Short exercise: Each line that contains the string "smoothed" counts once; report how many such lines appear in the data, as a number only.

[Records from a data collection]
· · · · ·

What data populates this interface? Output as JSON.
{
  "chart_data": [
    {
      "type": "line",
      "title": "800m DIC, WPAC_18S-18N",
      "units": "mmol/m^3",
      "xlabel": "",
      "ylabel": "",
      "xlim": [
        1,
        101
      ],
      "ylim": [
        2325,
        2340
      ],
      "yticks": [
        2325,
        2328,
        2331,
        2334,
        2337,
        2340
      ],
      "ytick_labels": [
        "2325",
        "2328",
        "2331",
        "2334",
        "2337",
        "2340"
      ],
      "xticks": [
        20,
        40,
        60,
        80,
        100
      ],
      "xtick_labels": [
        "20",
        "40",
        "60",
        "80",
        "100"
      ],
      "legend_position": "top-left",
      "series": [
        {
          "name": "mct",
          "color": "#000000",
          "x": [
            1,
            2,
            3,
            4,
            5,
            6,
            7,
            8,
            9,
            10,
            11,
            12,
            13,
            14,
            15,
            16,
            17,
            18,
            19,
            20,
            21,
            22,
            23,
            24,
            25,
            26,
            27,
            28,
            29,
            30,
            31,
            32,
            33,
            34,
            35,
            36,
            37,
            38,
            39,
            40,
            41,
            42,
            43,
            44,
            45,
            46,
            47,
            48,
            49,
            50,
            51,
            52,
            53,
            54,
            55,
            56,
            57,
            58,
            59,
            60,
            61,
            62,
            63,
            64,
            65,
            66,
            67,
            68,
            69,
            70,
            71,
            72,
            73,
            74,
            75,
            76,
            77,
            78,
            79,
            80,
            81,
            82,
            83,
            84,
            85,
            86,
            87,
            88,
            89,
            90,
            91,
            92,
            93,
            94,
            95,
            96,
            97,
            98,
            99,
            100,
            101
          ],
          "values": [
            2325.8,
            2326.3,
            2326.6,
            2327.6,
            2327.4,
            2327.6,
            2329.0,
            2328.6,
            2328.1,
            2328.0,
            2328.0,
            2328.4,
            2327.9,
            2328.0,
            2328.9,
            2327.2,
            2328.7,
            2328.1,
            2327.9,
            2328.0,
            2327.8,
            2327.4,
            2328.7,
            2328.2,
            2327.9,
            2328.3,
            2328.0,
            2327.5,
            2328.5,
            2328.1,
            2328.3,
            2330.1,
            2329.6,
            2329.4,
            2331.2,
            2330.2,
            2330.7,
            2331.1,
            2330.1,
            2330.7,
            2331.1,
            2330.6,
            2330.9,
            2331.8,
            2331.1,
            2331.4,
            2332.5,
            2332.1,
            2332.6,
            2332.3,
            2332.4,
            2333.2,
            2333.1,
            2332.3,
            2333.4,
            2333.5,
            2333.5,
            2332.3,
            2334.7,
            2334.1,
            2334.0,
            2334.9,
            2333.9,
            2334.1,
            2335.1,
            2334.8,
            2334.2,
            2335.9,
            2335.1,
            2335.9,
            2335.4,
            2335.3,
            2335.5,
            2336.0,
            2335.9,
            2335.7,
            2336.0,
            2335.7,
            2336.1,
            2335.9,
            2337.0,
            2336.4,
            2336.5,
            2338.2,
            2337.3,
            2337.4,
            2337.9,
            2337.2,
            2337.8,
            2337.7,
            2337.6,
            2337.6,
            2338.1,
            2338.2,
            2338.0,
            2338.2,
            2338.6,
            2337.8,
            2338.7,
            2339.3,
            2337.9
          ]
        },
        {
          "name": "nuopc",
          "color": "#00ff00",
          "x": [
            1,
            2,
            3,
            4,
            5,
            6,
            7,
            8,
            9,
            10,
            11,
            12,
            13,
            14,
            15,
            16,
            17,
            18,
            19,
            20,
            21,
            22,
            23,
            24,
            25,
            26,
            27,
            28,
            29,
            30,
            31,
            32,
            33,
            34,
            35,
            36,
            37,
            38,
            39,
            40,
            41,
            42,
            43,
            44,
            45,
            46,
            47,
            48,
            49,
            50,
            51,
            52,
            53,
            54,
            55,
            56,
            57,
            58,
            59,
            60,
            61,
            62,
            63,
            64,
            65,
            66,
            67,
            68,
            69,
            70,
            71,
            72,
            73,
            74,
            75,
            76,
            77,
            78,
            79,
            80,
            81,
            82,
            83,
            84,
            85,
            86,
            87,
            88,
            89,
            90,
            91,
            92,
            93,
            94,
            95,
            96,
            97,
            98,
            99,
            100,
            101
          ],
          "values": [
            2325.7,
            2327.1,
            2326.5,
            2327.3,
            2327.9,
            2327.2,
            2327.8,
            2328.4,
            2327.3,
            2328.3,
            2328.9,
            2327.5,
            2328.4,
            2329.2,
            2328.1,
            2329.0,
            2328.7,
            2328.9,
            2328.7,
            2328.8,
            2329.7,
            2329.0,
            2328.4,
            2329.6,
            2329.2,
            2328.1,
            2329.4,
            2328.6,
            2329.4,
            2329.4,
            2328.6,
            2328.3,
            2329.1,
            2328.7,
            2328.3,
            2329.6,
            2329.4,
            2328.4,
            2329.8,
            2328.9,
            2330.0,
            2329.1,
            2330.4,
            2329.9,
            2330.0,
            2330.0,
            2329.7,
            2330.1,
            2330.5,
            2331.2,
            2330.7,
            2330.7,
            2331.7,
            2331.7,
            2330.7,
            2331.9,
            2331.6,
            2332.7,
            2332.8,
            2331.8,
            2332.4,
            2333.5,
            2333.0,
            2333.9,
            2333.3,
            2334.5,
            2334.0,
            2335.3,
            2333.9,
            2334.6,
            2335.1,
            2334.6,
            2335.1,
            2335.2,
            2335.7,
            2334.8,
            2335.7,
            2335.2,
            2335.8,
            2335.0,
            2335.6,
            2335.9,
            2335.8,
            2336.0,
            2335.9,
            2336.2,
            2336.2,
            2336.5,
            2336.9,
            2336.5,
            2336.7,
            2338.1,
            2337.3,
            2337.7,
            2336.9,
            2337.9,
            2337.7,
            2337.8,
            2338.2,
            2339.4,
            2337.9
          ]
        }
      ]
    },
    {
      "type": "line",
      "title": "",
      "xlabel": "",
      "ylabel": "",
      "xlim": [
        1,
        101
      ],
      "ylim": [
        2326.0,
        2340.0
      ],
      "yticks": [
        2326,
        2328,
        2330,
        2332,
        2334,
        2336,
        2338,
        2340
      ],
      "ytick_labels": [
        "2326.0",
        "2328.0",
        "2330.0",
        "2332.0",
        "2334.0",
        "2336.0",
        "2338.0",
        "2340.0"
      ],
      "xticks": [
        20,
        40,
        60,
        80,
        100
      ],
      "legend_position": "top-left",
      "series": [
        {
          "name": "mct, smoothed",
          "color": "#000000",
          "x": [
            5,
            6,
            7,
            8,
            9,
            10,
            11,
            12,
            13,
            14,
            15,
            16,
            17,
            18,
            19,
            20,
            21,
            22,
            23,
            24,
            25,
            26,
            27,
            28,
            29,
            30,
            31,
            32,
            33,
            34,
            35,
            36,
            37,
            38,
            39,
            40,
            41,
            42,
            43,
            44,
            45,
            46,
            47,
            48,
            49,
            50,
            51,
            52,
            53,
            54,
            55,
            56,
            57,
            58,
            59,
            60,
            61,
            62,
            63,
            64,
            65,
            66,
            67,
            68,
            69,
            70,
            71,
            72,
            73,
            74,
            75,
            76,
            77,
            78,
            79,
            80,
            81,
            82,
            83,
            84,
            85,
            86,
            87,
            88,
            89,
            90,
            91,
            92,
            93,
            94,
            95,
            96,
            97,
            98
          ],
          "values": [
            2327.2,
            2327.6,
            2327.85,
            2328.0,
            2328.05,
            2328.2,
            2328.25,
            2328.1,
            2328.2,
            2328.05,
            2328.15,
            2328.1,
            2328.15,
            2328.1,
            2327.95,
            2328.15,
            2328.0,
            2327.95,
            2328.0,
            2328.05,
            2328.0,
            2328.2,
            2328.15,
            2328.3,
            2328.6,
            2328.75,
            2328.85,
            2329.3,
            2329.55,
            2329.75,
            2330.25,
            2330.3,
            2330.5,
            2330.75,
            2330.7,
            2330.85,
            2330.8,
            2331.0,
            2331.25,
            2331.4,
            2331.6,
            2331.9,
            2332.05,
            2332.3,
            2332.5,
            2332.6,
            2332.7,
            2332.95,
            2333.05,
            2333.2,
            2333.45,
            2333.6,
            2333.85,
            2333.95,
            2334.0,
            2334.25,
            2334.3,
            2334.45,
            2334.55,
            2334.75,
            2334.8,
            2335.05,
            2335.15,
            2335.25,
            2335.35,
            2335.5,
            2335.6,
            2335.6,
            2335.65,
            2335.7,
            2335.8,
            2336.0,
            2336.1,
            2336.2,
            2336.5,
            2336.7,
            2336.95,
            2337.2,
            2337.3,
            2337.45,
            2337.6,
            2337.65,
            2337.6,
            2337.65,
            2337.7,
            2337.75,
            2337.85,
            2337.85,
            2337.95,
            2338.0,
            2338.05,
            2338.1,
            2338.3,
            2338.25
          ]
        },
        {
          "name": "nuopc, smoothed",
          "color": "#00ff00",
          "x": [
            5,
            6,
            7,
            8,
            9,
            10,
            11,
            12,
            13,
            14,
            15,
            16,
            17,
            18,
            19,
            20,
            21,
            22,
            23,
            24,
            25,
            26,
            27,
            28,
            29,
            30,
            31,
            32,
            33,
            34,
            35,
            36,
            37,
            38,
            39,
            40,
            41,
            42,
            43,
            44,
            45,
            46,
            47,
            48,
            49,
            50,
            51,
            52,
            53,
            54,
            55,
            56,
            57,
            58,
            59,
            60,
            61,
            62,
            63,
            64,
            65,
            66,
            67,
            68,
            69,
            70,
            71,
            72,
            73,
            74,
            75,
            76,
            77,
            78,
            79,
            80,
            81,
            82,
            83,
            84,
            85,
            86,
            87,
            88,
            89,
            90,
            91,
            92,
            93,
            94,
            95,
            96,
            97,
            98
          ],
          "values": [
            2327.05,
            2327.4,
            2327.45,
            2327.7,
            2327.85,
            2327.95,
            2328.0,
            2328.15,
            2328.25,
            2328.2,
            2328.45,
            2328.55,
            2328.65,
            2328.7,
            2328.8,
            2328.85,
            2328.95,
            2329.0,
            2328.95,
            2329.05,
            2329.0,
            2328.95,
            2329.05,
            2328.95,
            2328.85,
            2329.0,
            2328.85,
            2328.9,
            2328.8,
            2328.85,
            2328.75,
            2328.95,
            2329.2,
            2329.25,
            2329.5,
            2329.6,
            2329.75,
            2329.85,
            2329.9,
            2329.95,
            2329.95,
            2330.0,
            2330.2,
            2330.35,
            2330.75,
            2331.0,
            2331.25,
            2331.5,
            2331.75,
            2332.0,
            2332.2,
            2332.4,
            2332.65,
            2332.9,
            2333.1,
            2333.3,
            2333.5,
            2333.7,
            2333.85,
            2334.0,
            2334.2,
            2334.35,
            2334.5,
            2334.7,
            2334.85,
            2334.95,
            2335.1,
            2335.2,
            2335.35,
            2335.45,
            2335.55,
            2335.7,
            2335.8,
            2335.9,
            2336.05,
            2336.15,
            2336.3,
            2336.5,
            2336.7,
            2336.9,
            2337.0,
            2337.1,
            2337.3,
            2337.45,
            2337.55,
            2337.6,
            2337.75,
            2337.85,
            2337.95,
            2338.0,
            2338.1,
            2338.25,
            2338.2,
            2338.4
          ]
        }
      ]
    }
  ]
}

· · · · ·

Answer to this exercise: 2